(Challenge)
Return each of the items below verbatim, leaving out the pictures.

= = = =

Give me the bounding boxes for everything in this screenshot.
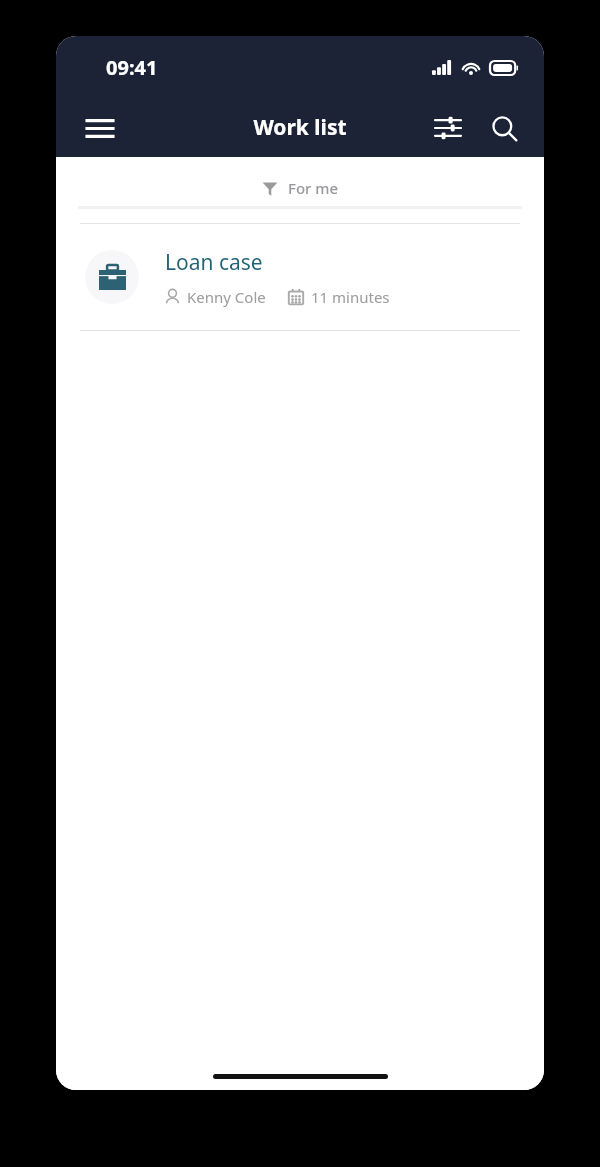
staticText: 11 minutes: [311, 287, 390, 307]
staticText: Kenny Cole: [187, 287, 266, 307]
button[interactable]: Menu: [76, 104, 124, 152]
button[interactable]: Filter settings: [426, 106, 470, 150]
staticText: Loan case: [165, 248, 263, 277]
staticText: Work list: [253, 113, 347, 142]
staticText: 09:41: [106, 54, 158, 81]
button[interactable]: Loan case: [56, 224, 544, 330]
button[interactable]: Search: [482, 106, 526, 150]
button[interactable]: For me: [78, 170, 522, 206]
staticText: For me: [288, 178, 339, 198]
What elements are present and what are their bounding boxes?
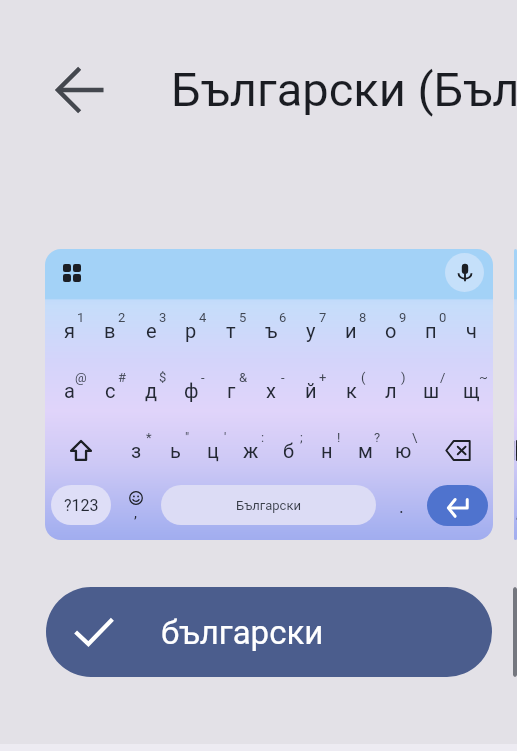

= = = =

(Answer to this problem)
Give me the bounding boxes for everything in this screenshot.
staticText: 11 minutes: [311, 287, 390, 307]
staticText: Kenny Cole: [187, 287, 266, 307]
button[interactable]: Menu: [76, 104, 124, 152]
button[interactable]: Filter settings: [426, 106, 470, 150]
staticText: Loan case: [165, 248, 263, 277]
staticText: Work list: [253, 113, 347, 142]
staticText: 09:41: [106, 54, 158, 81]
button[interactable]: Loan case: [56, 224, 544, 330]
button[interactable]: Search: [482, 106, 526, 150]
button[interactable]: For me: [78, 170, 522, 206]
staticText: For me: [288, 178, 339, 198]
What elements are present and what are their bounding boxes?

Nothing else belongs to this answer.